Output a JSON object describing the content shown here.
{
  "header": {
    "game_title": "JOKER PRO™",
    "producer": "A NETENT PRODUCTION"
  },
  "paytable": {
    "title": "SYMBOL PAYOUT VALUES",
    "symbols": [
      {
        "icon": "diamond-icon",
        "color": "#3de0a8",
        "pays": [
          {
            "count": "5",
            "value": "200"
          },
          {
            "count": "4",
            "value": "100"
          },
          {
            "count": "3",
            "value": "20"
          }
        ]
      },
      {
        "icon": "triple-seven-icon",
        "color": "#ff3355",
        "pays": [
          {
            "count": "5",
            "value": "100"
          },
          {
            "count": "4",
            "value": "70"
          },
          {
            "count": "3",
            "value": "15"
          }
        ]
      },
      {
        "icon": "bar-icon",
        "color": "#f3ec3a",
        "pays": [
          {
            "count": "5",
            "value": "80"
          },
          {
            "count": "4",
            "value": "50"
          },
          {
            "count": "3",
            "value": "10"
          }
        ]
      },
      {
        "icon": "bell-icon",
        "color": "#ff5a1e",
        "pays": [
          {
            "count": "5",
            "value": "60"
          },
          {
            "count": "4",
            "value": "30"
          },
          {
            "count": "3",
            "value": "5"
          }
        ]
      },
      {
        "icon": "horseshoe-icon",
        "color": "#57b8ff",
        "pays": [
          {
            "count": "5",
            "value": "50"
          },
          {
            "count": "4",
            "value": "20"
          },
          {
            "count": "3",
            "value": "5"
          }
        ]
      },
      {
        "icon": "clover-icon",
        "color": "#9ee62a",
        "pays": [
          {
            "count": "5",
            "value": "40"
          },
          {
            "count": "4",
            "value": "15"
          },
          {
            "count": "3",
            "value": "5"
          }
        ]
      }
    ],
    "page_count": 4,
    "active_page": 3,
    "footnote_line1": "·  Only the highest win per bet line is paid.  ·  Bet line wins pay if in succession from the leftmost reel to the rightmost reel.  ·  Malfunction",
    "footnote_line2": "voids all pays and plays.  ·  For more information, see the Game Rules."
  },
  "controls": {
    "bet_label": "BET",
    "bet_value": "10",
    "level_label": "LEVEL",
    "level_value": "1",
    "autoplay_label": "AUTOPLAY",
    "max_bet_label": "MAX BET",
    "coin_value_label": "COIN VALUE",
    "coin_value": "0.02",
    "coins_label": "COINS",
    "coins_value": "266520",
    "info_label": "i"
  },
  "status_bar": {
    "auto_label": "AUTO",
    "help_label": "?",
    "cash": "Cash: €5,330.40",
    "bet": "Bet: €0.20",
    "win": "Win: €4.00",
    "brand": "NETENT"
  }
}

::::::::::

To be done »
Extract the data in full. Keep it word for word.

Worked answer »
Output a JSON object describing the content shown here.
{
  "header": {
    "game_title": "JOKER PRO™",
    "producer": "A NETENT PRODUCTION"
  },
  "paytable": {
    "title": "SYMBOL PAYOUT VALUES",
    "symbols": [
      {
        "icon": "diamond-icon",
        "color": "#3de0a8",
        "pays": [
          {
            "count": "5",
            "value": "200"
          },
          {
            "count": "4",
            "value": "100"
          },
          {
            "count": "3",
            "value": "20"
          }
        ]
      },
      {
        "icon": "triple-seven-icon",
        "color": "#ff3355",
        "pays": [
          {
            "count": "5",
            "value": "100"
          },
          {
            "count": "4",
            "value": "70"
          },
          {
            "count": "3",
            "value": "15"
          }
        ]
      },
      {
        "icon": "bar-icon",
        "color": "#f3ec3a",
        "pays": [
          {
            "count": "5",
            "value": "80"
          },
          {
            "count": "4",
            "value": "50"
          },
          {
            "count": "3",
            "value": "10"
          }
        ]
      },
      {
        "icon": "bell-icon",
        "color": "#ff5a1e",
        "pays": [
          {
            "count": "5",
            "value": "60"
          },
          {
            "count": "4",
            "value": "30"
          },
          {
            "count": "3",
            "value": "5"
          }
        ]
      },
      {
        "icon": "horseshoe-icon",
        "color": "#57b8ff",
        "pays": [
          {
            "count": "5",
            "value": "50"
          },
          {
            "count": "4",
            "value": "20"
          },
          {
            "count": "3",
            "value": "5"
          }
        ]
      },
      {
        "icon": "clover-icon",
        "color": "#9ee62a",
        "pays": [
          {
            "count": "5",
            "value": "40"
          },
          {
            "count": "4",
            "value": "15"
          },
          {
            "count": "3",
            "value": "5"
          }
        ]
      }
    ],
    "page_count": 4,
    "active_page": 3,
    "footnote_line1": "·  Only the highest win per bet line is paid.  ·  Bet line wins pay if in succession from the leftmost reel to the rightmost reel.  ·  Malfunction",
    "footnote_line2": "voids all pays and plays.  ·  For more information, see the Game Rules."
  },
  "controls": {
    "bet_label": "BET",
    "bet_value": "10",
    "level_label": "LEVEL",
    "level_value": "1",
    "autoplay_label": "AUTOPLAY",
    "max_bet_label": "MAX BET",
    "coin_value_label": "COIN VALUE",
    "coin_value": "0.02",
    "coins_label": "COINS",
    "coins_value": "266520",
    "info_label": "i"
  },
  "status_bar": {
    "auto_label": "AUTO",
    "help_label": "?",
    "cash": "Cash: €5,330.40",
    "bet": "Bet: €0.20",
    "win": "Win: €4.00",
    "brand": "NETENT"
  }
}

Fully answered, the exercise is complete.